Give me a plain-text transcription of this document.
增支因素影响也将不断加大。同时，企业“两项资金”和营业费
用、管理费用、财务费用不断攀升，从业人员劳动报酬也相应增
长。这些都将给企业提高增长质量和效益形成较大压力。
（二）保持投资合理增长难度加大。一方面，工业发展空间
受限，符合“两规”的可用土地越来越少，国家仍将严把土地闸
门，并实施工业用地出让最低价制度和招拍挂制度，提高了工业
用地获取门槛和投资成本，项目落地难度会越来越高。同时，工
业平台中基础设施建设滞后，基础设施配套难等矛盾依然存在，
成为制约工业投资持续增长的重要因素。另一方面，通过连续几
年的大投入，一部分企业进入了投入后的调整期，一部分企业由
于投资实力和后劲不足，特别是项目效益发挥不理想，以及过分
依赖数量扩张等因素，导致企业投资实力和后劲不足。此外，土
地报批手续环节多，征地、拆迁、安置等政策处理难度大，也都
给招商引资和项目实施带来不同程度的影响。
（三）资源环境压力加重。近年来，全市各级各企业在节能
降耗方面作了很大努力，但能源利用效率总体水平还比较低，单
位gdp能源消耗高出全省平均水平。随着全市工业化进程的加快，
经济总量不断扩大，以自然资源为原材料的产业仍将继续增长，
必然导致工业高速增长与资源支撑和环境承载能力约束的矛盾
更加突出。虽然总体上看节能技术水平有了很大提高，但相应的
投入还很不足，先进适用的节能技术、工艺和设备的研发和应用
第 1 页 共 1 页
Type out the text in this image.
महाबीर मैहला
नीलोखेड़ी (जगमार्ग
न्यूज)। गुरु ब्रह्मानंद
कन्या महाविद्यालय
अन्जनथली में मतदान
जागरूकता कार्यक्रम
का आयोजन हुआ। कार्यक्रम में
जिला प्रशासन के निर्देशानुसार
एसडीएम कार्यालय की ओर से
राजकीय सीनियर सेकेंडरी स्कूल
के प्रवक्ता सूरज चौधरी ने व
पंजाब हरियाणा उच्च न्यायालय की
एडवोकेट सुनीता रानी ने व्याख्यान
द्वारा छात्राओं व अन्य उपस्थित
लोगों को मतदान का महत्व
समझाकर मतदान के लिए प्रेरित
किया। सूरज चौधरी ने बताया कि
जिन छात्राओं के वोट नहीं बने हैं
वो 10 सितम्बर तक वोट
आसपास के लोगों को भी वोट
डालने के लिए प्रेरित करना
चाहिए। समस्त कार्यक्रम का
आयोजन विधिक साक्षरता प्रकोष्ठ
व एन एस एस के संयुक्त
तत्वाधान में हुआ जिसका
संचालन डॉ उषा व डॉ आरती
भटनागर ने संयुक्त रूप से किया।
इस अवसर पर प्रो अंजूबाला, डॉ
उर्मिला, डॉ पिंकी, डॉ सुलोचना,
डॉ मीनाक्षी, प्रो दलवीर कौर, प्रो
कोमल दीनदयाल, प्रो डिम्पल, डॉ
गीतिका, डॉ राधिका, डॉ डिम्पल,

::::

Your goal: Looking at the entries above, how many lines contain the word "text"? Answer with the number alone.

Solution to this problem: 2